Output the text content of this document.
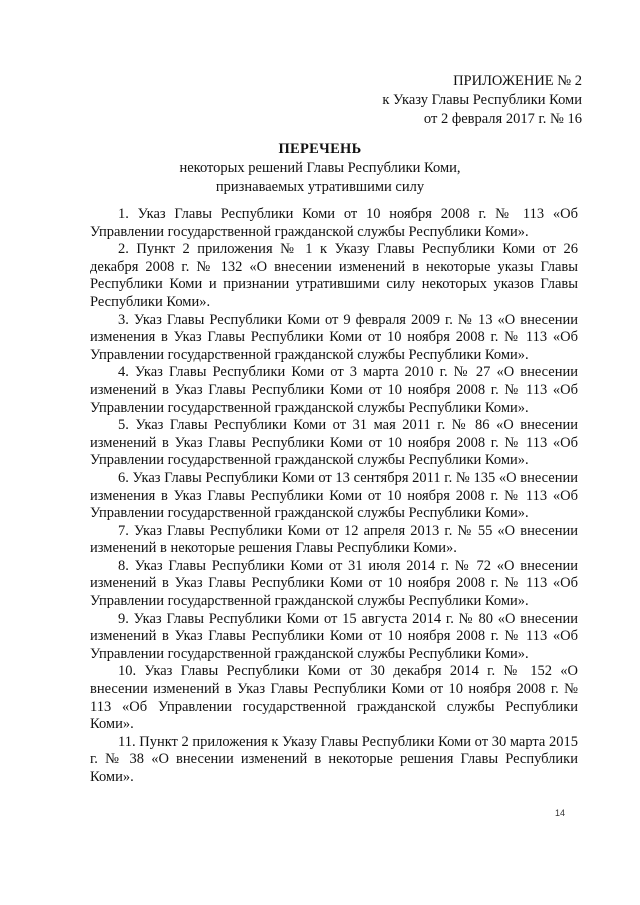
ПРИЛОЖЕНИЕ № 2
к Указу Главы Республики Коми
от 2 февраля 2017 г. № 16
ПЕРЕЧЕНЬ
некоторых решений Главы Республики Коми,
признаваемых утратившими силу

1. Указ Главы Республики Коми от 10 ноября 2008 г. № 113 «Об Управлении государственной гражданской службы Республики Коми».

2. Пункт 2 приложения № 1 к Указу Главы Республики Коми от 26 декабря 2008 г. № 132 «О внесении изменений в некоторые указы Главы Республики Коми и признании утратившими силу некоторых указов Главы Республики Коми».

3. Указ Главы Республики Коми от 9 февраля 2009 г. № 13 «О внесении изменения в Указ Главы Республики Коми от 10 ноября 2008 г. № 113 «Об Управлении государственной гражданской службы Республики Коми».

4. Указ Главы Республики Коми от 3 марта 2010 г. № 27 «О внесении изменений в Указ Главы Республики Коми от 10 ноября 2008 г. № 113 «Об Управлении государственной гражданской службы Республики Коми».

5. Указ Главы Республики Коми от 31 мая 2011 г. № 86 «О внесении изменений в Указ Главы Республики Коми от 10 ноября 2008 г. № 113 «Об Управлении государственной гражданской службы Республики Коми».

6. Указ Главы Республики Коми от 13 сентября 2011 г. № 135 «О внесении изменения в Указ Главы Республики Коми от 10 ноября 2008 г. № 113 «Об Управлении государственной гражданской службы Республики Коми».

7. Указ Главы Республики Коми от 12 апреля 2013 г. № 55 «О внесении изменений в некоторые решения Главы Республики Коми».

8. Указ Главы Республики Коми от 31 июля 2014 г. № 72 «О внесении изменений в Указ Главы Республики Коми от 10 ноября 2008 г. № 113 «Об Управлении государственной гражданской службы Республики Коми».

9. Указ Главы Республики Коми от 15 августа 2014 г. № 80 «О внесении изменений в Указ Главы Республики Коми от 10 ноября 2008 г. № 113 «Об Управлении государственной гражданской службы Республики Коми».

10. Указ Главы Республики Коми от 30 декабря 2014 г. № 152 «О внесении изменений в Указ Главы Республики Коми от 10 ноября 2008 г. № 113 «Об Управлении государственной гражданской службы Республики Коми».

11. Пункт 2 приложения к Указу Главы Республики Коми от 30 марта 2015 г. № 38 «О внесении изменений в некоторые решения Главы Республики Коми».

14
══════════════════════════════
TASK TO CARRY OUT:
Transcribe the records above verbatim. Do not carry over any picture.

EXERCISE ANSWER:
Output the text content of this document.
ПРИЛОЖЕНИЕ № 2
к Указу Главы Республики Коми
от 2 февраля 2017 г. № 16
ПЕРЕЧЕНЬ
некоторых решений Главы Республики Коми,
признаваемых утратившими силу

1. Указ Главы Республики Коми от 10 ноября 2008 г. № 113 «Об Управлении государственной гражданской службы Республики Коми».

2. Пункт 2 приложения № 1 к Указу Главы Республики Коми от 26 декабря 2008 г. № 132 «О внесении изменений в некоторые указы Главы Республики Коми и признании утратившими силу некоторых указов Главы Республики Коми».

3. Указ Главы Республики Коми от 9 февраля 2009 г. № 13 «О внесении изменения в Указ Главы Республики Коми от 10 ноября 2008 г. № 113 «Об Управлении государственной гражданской службы Республики Коми».

4. Указ Главы Республики Коми от 3 марта 2010 г. № 27 «О внесении изменений в Указ Главы Республики Коми от 10 ноября 2008 г. № 113 «Об Управлении государственной гражданской службы Республики Коми».

5. Указ Главы Республики Коми от 31 мая 2011 г. № 86 «О внесении изменений в Указ Главы Республики Коми от 10 ноября 2008 г. № 113 «Об Управлении государственной гражданской службы Республики Коми».

6. Указ Главы Республики Коми от 13 сентября 2011 г. № 135 «О внесении изменения в Указ Главы Республики Коми от 10 ноября 2008 г. № 113 «Об Управлении государственной гражданской службы Республики Коми».

7. Указ Главы Республики Коми от 12 апреля 2013 г. № 55 «О внесении изменений в некоторые решения Главы Республики Коми».

8. Указ Главы Республики Коми от 31 июля 2014 г. № 72 «О внесении изменений в Указ Главы Республики Коми от 10 ноября 2008 г. № 113 «Об Управлении государственной гражданской службы Республики Коми».

9. Указ Главы Республики Коми от 15 августа 2014 г. № 80 «О внесении изменений в Указ Главы Республики Коми от 10 ноября 2008 г. № 113 «Об Управлении государственной гражданской службы Республики Коми».

10. Указ Главы Республики Коми от 30 декабря 2014 г. № 152 «О внесении изменений в Указ Главы Республики Коми от 10 ноября 2008 г. № 113 «Об Управлении государственной гражданской службы Республики Коми».

11. Пункт 2 приложения к Указу Главы Республики Коми от 30 марта 2015 г. № 38 «О внесении изменений в некоторые решения Главы Республики Коми».

14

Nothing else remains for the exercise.